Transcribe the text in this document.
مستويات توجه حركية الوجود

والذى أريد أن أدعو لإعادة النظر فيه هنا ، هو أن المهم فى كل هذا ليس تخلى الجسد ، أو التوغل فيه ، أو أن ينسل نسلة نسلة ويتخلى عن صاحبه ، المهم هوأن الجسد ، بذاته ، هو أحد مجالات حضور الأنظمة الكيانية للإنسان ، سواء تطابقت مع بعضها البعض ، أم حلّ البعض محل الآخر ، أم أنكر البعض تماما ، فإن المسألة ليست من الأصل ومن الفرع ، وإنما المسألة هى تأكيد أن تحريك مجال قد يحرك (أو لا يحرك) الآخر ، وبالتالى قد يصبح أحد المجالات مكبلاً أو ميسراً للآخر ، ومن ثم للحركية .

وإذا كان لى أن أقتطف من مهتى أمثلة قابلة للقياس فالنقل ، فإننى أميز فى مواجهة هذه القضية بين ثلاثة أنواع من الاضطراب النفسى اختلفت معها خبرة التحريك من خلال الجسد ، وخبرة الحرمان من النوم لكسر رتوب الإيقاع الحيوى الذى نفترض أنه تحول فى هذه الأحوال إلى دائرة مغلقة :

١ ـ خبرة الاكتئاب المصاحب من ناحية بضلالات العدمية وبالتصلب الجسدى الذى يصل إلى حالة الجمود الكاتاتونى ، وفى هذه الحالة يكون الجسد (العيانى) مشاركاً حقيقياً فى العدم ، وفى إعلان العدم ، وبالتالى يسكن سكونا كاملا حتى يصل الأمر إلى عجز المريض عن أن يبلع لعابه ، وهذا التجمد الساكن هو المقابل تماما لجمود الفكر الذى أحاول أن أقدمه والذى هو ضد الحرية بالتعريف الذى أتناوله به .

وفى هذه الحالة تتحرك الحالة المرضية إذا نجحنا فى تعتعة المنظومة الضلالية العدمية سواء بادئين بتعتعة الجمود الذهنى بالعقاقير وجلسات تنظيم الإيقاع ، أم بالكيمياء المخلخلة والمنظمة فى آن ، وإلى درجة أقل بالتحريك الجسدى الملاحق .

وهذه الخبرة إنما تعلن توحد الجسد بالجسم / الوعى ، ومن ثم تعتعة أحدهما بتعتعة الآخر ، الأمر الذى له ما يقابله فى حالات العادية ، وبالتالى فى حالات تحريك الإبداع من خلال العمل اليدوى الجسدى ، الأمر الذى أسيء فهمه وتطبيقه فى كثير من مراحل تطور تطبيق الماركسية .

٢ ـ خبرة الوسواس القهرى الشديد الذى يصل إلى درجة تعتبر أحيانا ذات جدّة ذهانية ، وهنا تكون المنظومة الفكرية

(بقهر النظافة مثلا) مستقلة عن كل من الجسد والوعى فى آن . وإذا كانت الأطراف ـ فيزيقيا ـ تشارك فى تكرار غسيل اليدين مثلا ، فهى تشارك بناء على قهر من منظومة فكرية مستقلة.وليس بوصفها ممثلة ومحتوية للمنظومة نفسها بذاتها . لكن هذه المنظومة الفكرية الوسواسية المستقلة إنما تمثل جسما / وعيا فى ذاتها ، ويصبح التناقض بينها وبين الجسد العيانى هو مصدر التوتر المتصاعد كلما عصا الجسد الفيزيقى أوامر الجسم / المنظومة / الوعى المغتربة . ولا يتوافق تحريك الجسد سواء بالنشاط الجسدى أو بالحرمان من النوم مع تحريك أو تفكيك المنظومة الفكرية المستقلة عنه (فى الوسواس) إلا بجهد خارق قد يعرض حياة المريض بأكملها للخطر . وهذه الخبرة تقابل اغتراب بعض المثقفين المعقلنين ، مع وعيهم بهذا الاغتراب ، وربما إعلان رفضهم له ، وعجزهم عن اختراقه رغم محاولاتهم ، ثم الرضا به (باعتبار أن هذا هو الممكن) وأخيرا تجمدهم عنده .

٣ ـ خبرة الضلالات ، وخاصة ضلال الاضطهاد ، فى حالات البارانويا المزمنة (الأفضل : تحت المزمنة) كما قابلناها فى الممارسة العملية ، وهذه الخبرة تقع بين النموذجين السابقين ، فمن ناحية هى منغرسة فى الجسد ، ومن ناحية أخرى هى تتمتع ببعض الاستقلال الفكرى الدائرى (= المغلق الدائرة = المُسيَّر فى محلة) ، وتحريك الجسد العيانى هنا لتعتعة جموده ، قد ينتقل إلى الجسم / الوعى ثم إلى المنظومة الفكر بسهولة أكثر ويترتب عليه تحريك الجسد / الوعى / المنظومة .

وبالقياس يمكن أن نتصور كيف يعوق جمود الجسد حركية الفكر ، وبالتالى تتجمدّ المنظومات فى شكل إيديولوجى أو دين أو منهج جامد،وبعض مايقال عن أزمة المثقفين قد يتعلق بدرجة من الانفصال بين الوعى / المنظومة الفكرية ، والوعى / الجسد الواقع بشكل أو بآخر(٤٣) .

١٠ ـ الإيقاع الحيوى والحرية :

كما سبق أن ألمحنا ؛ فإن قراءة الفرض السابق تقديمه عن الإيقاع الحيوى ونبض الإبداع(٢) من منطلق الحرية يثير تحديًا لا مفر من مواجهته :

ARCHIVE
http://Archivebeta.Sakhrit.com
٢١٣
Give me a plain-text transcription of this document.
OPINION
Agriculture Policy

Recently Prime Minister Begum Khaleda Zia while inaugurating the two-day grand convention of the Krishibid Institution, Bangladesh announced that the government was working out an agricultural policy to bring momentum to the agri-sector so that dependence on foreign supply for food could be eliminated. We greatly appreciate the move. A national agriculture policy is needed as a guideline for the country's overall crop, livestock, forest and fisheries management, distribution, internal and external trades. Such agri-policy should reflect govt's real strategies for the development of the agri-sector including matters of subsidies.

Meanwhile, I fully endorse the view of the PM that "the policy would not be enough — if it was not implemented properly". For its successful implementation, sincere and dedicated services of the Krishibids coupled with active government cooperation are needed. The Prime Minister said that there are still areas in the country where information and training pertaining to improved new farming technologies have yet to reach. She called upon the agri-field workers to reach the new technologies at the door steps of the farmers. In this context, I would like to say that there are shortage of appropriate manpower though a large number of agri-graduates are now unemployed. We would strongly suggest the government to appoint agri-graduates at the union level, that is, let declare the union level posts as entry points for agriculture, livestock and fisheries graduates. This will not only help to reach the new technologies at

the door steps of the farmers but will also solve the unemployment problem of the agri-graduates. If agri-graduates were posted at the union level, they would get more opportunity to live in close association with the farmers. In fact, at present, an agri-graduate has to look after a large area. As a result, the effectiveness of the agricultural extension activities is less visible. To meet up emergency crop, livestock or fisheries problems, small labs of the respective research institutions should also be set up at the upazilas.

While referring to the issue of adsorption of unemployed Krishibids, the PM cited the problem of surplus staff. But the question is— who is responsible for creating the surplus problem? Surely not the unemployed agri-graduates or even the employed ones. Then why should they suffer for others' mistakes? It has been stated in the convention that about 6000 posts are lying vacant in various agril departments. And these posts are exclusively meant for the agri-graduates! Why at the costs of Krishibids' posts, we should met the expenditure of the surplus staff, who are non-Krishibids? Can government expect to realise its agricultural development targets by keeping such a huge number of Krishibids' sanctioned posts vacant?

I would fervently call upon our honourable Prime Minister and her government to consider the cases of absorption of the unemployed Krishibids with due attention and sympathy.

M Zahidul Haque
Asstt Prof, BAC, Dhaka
# # # # #
REQUIREMENTS ::
Pull out all lines from the entries above that include the word "development".

EXPECTED OUTPUT ::
Recently Prime Minister Begum Khaleda Zia while inaugurating the two-day grand convention of the Krishibid Institution, Bangladesh announced that the government was working out an agricultural policy to bring momentum to the agri-sector so that dependence on foreign supply for food could be eliminated. We greatly appreciate the move. A national agriculture policy is needed as a guideline for the country's overall crop, livestock, forest and fisheries management, distribution, internal and external trades. Such agri-policy should reflect govt's real strategies for the development of the agri-sector including matters of subsidies.
While referring to the issue of adsorption of unemployed Krishibids, the PM cited the problem of surplus staff. But the question is— who is responsible for creating the surplus problem? Surely not the unemployed agri-graduates or even the employed ones. Then why should they suffer for others' mistakes? It has been stated in the convention that about 6000 posts are lying vacant in various agril departments. And these posts are exclusively meant for the agri-graduates! Why at the costs of Krishibids' posts, we should met the expenditure of the surplus staff, who are non-Krishibids? Can government expect to realise its agricultural development targets by keeping such a huge number of Krishibids' sanctioned posts vacant?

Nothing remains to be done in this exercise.